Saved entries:
** Start **

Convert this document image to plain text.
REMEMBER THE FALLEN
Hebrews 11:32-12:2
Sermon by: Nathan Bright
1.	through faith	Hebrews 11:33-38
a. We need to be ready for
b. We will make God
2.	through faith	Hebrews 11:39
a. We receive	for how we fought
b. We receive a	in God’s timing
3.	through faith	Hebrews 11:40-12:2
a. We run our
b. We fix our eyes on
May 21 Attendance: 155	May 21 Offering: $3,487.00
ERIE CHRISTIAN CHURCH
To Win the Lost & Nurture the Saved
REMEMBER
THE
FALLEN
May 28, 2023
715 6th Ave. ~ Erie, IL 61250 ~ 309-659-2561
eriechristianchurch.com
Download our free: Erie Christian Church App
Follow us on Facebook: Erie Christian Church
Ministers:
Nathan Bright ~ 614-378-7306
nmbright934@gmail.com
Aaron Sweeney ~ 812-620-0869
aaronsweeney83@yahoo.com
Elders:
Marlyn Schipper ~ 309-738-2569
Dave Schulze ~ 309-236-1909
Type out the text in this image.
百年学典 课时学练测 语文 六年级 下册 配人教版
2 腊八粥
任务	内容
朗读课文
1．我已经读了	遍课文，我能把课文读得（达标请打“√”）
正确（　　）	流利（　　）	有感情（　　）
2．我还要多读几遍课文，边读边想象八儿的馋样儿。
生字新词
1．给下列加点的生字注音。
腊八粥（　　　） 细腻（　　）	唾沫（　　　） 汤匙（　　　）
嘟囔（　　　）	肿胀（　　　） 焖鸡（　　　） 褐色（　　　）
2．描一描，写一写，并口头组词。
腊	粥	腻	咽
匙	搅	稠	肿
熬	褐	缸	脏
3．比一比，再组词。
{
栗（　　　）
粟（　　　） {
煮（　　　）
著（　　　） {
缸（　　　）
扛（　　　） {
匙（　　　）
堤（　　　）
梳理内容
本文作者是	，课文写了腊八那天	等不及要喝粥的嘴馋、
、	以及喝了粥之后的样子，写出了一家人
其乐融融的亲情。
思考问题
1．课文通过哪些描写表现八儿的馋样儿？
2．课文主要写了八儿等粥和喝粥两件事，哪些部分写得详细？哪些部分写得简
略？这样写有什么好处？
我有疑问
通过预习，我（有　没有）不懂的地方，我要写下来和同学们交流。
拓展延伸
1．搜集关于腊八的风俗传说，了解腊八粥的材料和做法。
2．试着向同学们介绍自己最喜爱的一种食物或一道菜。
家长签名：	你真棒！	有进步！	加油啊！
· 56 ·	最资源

** End **

Each line of the listing should be echoed back exactly.

▸ Correct output:
Convert this document image to plain text.
REMEMBER THE FALLEN
Hebrews 11:32-12:2
Sermon by: Nathan Bright
1.	through faith	Hebrews 11:33-38
a. We need to be ready for
b. We will make God
2.	through faith	Hebrews 11:39
a. We receive	for how we fought
b. We receive a	in God’s timing
3.	through faith	Hebrews 11:40-12:2
a. We run our
b. We fix our eyes on
May 21 Attendance: 155	May 21 Offering: $3,487.00
ERIE CHRISTIAN CHURCH
To Win the Lost & Nurture the Saved
REMEMBER
THE
FALLEN
May 28, 2023
715 6th Ave. ~ Erie, IL 61250 ~ 309-659-2561
eriechristianchurch.com
Download our free: Erie Christian Church App
Follow us on Facebook: Erie Christian Church
Ministers:
Nathan Bright ~ 614-378-7306
nmbright934@gmail.com
Aaron Sweeney ~ 812-620-0869
aaronsweeney83@yahoo.com
Elders:
Marlyn Schipper ~ 309-738-2569
Dave Schulze ~ 309-236-1909
Type out the text in this image.
百年学典 课时学练测 语文 六年级 下册 配人教版
2 腊八粥
任务	内容
朗读课文
1．我已经读了	遍课文，我能把课文读得（达标请打“√”）
正确（　　）	流利（　　）	有感情（　　）
2．我还要多读几遍课文，边读边想象八儿的馋样儿。
生字新词
1．给下列加点的生字注音。
腊八粥（　　　） 细腻（　　）	唾沫（　　　） 汤匙（　　　）
嘟囔（　　　）	肿胀（　　　） 焖鸡（　　　） 褐色（　　　）
2．描一描，写一写，并口头组词。
腊	粥	腻	咽
匙	搅	稠	肿
熬	褐	缸	脏
3．比一比，再组词。
{
栗（　　　）
粟（　　　） {
煮（　　　）
著（　　　） {
缸（　　　）
扛（　　　） {
匙（　　　）
堤（　　　）
梳理内容
本文作者是	，课文写了腊八那天	等不及要喝粥的嘴馋、
、	以及喝了粥之后的样子，写出了一家人
其乐融融的亲情。
思考问题
1．课文通过哪些描写表现八儿的馋样儿？
2．课文主要写了八儿等粥和喝粥两件事，哪些部分写得详细？哪些部分写得简
略？这样写有什么好处？
我有疑问
通过预习，我（有　没有）不懂的地方，我要写下来和同学们交流。
拓展延伸
1．搜集关于腊八的风俗传说，了解腊八粥的材料和做法。
2．试着向同学们介绍自己最喜爱的一种食物或一道菜。
家长签名：	你真棒！	有进步！	加油啊！
· 56 ·	最资源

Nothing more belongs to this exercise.